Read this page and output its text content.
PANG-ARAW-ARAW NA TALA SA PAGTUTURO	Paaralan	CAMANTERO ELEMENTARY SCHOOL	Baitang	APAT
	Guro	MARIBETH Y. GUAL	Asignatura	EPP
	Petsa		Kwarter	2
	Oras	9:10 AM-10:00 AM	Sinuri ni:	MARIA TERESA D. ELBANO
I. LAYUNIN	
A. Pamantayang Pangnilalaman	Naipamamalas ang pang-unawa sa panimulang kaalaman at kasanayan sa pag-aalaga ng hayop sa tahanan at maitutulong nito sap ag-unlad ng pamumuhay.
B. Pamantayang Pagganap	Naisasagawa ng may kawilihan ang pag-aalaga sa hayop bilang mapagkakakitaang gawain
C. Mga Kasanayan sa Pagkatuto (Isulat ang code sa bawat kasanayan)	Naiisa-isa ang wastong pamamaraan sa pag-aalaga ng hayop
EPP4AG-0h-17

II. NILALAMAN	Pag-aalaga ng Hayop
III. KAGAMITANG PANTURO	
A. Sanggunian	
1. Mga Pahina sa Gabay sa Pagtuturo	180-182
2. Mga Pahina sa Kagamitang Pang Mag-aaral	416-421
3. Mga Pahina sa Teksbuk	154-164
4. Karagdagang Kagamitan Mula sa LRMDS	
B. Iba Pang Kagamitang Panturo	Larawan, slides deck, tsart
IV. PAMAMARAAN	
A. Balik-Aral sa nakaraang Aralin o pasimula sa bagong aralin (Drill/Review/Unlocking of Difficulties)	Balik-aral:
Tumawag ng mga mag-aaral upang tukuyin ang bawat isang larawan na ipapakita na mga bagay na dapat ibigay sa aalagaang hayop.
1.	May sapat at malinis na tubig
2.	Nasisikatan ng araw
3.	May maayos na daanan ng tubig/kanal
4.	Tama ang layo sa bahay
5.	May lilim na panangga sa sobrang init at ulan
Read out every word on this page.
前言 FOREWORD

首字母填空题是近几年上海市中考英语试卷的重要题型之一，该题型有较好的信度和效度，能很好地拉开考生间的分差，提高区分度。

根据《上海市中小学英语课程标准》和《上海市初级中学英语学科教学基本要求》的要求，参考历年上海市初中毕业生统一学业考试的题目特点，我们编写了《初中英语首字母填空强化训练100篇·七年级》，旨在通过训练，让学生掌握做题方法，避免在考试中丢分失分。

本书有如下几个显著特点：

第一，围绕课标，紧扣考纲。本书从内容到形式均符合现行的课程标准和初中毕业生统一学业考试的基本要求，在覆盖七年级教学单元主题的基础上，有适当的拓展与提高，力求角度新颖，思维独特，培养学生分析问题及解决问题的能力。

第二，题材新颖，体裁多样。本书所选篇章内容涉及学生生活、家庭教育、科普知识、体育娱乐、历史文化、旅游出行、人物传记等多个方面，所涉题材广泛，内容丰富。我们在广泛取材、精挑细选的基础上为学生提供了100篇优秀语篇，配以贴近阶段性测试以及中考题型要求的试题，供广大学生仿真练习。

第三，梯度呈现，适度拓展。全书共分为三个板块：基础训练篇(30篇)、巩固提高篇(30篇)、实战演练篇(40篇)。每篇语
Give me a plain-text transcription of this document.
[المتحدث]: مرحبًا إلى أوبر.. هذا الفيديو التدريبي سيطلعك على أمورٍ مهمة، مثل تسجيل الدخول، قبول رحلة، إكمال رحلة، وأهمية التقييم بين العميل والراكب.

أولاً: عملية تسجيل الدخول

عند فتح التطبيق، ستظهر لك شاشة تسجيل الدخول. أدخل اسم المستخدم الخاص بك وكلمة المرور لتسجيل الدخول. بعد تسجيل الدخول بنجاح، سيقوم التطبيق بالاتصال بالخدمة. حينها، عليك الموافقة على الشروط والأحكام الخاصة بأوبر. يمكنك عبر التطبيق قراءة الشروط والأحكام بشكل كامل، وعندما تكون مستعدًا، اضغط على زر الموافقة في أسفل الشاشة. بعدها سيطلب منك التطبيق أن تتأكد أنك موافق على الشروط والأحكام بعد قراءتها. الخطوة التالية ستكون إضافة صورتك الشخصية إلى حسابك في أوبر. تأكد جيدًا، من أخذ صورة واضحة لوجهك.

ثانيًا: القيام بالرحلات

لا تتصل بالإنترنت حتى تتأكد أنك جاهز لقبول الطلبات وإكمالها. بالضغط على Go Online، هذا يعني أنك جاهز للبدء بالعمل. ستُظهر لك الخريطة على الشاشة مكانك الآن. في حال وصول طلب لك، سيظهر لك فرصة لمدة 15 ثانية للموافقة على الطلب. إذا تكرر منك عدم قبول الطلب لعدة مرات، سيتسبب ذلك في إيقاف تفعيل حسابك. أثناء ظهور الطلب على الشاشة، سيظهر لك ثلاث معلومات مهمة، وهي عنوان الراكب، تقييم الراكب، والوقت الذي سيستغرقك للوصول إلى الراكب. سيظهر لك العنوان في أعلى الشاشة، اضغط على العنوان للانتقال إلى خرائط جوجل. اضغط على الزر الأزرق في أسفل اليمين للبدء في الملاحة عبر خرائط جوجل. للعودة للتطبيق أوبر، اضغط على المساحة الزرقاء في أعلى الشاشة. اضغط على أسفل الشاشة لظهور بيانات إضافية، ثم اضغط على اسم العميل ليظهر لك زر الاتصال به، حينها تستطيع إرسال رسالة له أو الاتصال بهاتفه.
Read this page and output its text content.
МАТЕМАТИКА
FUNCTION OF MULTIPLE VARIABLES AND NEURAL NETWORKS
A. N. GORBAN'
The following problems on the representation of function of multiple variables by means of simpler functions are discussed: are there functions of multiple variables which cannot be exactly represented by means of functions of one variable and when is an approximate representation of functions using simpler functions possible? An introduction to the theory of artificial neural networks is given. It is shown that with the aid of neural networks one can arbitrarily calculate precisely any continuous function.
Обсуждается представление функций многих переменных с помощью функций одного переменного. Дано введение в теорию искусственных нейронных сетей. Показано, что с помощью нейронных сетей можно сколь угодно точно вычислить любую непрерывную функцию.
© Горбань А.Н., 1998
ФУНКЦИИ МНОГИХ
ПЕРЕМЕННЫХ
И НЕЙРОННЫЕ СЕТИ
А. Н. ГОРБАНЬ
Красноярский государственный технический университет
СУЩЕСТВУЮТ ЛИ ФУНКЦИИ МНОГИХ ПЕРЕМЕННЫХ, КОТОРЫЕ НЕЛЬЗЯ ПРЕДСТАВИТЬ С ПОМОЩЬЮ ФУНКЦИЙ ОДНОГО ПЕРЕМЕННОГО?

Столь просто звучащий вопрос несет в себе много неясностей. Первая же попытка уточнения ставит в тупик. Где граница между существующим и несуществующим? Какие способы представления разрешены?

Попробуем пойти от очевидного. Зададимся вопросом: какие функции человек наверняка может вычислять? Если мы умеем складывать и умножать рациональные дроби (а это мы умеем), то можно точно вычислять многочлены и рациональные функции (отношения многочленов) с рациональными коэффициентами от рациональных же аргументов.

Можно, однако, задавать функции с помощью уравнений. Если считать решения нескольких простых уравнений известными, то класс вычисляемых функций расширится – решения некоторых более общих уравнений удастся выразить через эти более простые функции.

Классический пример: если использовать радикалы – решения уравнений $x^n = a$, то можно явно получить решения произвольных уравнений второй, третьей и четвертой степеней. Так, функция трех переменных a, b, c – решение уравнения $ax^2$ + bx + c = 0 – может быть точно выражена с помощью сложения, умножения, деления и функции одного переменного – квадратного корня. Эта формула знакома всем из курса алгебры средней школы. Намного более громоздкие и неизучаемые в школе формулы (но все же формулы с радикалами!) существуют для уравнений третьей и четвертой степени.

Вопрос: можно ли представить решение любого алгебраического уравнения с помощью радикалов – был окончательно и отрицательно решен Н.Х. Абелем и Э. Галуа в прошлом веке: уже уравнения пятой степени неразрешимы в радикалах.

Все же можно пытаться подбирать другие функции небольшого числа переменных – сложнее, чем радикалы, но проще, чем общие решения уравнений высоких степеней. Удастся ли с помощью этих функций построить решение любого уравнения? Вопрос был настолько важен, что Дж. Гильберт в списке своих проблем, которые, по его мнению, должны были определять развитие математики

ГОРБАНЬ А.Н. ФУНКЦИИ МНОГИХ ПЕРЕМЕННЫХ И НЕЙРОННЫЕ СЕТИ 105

□ □ □

◆ **TO DO**:
Copy every line that includes the string "قبول" from the material above.

◆ **FULL RESPONSE**:
[المتحدث]: مرحبًا إلى أوبر.. هذا الفيديو التدريبي سيطلعك على أمورٍ مهمة، مثل تسجيل الدخول، قبول رحلة، إكمال رحلة، وأهمية التقييم بين العميل والراكب.
لا تتصل بالإنترنت حتى تتأكد أنك جاهز لقبول الطلبات وإكمالها. بالضغط على Go Online، هذا يعني أنك جاهز للبدء بالعمل. ستُظهر لك الخريطة على الشاشة مكانك الآن. في حال وصول طلب لك، سيظهر لك فرصة لمدة 15 ثانية للموافقة على الطلب. إذا تكرر منك عدم قبول الطلب لعدة مرات، سيتسبب ذلك في إيقاف تفعيل حسابك. أثناء ظهور الطلب على الشاشة، سيظهر لك ثلاث معلومات مهمة، وهي عنوان الراكب، تقييم الراكب، والوقت الذي سيستغرقك للوصول إلى الراكب. سيظهر لك العنوان في أعلى الشاشة، اضغط على العنوان للانتقال إلى خرائط جوجل. اضغط على الزر الأزرق في أسفل اليمين للبدء في الملاحة عبر خرائط جوجل. للعودة للتطبيق أوبر، اضغط على المساحة الزرقاء في أعلى الشاشة. اضغط على أسفل الشاشة لظهور بيانات إضافية، ثم اضغط على اسم العميل ليظهر لك زر الاتصال به، حينها تستطيع إرسال رسالة له أو الاتصال بهاتفه.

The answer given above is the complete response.